Check each line of the records below for the string "armor", then state how many lines contain it, with no other output.

[Records from a dataset]

START

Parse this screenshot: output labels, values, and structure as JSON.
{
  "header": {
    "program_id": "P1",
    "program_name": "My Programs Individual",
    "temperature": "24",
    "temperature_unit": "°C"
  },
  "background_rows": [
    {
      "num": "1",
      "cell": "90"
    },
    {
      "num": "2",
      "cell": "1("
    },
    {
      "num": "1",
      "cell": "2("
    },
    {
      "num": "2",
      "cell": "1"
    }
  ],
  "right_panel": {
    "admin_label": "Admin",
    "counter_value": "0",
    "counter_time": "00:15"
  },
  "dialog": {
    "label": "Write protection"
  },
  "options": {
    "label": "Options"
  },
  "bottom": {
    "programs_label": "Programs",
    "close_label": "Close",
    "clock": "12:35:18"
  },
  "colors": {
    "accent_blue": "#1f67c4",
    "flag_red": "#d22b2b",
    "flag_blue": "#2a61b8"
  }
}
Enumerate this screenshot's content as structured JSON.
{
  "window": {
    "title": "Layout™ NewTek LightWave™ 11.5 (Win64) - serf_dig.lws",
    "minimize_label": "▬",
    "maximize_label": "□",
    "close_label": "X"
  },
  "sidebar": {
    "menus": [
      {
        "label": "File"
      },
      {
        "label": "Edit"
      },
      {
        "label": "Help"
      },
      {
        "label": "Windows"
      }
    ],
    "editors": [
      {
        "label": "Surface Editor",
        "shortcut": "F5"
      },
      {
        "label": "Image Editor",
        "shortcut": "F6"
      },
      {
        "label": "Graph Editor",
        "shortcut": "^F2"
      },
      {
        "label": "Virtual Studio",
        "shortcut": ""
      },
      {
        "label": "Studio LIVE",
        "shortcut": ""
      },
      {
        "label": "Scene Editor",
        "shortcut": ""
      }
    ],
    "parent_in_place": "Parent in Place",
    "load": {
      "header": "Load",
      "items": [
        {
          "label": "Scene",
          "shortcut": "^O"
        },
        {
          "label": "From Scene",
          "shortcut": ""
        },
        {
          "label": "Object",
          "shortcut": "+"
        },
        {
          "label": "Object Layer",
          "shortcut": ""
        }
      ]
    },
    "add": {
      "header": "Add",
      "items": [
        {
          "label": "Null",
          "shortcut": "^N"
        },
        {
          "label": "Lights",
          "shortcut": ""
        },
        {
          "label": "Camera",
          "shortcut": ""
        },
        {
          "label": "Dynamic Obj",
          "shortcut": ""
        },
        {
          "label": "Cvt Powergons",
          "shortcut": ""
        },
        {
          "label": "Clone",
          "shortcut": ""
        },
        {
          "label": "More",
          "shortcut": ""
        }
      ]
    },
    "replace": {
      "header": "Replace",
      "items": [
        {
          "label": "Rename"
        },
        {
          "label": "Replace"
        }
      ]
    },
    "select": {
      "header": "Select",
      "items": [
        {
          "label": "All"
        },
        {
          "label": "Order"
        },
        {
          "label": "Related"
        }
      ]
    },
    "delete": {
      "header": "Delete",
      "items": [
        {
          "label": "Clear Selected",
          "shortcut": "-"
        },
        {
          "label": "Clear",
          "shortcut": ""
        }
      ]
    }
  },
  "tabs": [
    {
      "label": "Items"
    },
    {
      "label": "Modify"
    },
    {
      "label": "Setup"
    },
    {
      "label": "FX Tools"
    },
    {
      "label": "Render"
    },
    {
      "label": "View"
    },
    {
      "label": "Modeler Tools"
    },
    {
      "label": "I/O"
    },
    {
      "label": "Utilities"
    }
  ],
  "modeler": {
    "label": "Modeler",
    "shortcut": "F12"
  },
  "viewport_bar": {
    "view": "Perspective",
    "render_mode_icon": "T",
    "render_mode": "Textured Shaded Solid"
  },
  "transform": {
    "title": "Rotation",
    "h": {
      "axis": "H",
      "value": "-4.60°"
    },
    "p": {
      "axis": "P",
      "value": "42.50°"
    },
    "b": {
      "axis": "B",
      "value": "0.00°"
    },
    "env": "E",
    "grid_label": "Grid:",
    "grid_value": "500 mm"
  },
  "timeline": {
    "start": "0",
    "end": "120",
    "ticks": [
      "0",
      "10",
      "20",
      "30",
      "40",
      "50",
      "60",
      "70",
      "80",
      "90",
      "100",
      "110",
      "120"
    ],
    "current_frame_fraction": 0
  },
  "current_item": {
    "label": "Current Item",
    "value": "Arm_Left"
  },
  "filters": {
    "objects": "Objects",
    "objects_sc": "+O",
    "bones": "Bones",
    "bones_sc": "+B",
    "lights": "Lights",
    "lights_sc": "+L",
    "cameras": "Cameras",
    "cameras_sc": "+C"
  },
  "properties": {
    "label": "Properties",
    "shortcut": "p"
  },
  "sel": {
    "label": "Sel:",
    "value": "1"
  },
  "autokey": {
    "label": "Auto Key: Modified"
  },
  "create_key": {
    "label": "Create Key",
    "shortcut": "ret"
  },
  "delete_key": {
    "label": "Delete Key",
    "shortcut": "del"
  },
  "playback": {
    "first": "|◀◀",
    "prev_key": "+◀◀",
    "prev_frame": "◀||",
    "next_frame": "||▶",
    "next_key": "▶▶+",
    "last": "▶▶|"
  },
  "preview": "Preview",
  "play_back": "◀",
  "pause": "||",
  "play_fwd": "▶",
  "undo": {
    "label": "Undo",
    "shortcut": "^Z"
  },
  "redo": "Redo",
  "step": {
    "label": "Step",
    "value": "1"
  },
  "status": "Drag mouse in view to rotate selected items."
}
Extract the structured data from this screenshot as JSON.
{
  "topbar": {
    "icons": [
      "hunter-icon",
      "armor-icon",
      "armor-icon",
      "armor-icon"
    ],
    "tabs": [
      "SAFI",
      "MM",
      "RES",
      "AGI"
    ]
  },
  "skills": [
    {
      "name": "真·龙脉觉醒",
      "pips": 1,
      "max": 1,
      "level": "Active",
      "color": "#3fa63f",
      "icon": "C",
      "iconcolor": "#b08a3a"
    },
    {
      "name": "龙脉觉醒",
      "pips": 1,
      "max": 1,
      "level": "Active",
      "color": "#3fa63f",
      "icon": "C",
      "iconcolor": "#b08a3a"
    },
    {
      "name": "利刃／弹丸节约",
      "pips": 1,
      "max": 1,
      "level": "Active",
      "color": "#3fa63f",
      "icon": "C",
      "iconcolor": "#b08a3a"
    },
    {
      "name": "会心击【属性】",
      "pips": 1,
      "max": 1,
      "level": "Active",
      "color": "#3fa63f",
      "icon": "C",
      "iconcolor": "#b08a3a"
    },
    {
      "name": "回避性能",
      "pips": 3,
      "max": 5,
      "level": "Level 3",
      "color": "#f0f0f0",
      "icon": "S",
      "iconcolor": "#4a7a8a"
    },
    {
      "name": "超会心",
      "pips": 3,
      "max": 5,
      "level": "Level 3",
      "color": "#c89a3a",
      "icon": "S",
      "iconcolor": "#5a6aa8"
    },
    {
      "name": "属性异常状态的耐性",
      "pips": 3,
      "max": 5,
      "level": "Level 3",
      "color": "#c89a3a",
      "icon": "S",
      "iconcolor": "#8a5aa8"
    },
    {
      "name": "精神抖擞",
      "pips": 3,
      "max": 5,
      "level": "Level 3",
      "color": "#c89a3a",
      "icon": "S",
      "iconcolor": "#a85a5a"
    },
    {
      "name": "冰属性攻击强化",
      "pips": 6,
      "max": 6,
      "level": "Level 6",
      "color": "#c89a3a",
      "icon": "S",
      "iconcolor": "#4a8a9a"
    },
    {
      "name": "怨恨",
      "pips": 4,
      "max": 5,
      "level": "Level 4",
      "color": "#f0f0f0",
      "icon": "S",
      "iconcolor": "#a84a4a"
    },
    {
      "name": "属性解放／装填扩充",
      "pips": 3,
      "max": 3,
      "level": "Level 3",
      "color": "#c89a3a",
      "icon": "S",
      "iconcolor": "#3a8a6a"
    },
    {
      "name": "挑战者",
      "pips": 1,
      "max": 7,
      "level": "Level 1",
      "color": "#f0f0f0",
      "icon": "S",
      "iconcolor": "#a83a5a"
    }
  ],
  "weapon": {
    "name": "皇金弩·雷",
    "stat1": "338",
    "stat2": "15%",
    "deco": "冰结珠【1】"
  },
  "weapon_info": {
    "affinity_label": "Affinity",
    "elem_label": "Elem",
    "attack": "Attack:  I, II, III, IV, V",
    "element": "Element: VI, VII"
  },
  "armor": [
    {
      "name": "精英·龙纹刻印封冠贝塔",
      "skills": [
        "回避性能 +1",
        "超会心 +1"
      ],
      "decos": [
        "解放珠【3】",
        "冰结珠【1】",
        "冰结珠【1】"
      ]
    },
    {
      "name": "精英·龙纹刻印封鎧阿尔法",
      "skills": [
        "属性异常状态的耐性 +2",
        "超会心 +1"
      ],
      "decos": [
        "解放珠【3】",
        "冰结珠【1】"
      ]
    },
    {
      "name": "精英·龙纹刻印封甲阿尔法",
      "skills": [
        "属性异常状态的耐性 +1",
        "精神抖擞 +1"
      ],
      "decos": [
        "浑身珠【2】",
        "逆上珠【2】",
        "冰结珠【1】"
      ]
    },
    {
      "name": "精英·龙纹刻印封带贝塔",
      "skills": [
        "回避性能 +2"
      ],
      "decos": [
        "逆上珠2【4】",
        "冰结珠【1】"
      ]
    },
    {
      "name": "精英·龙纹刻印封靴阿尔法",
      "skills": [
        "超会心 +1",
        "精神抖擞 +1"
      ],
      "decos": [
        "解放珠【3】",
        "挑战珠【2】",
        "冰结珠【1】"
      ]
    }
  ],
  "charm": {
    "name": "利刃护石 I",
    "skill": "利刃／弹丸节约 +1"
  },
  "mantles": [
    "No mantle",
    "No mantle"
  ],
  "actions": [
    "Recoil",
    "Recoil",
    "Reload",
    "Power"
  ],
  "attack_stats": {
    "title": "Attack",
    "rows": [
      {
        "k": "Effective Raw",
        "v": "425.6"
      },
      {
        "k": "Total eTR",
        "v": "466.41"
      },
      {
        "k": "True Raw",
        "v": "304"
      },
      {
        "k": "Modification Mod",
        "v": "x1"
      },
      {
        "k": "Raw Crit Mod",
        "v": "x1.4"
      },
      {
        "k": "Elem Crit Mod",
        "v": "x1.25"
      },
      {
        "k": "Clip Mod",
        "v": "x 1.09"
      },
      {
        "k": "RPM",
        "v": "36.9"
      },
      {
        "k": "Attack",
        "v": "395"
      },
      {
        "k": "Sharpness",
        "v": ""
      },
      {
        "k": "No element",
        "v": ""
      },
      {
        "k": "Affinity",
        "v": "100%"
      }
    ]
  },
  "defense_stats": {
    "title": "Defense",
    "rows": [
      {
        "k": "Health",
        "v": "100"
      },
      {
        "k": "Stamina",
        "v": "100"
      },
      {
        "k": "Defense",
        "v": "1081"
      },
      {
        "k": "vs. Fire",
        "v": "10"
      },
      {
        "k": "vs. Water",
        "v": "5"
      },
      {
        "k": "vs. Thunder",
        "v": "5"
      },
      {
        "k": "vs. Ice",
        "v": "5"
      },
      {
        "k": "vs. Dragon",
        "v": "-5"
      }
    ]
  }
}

END

Expected answer: 4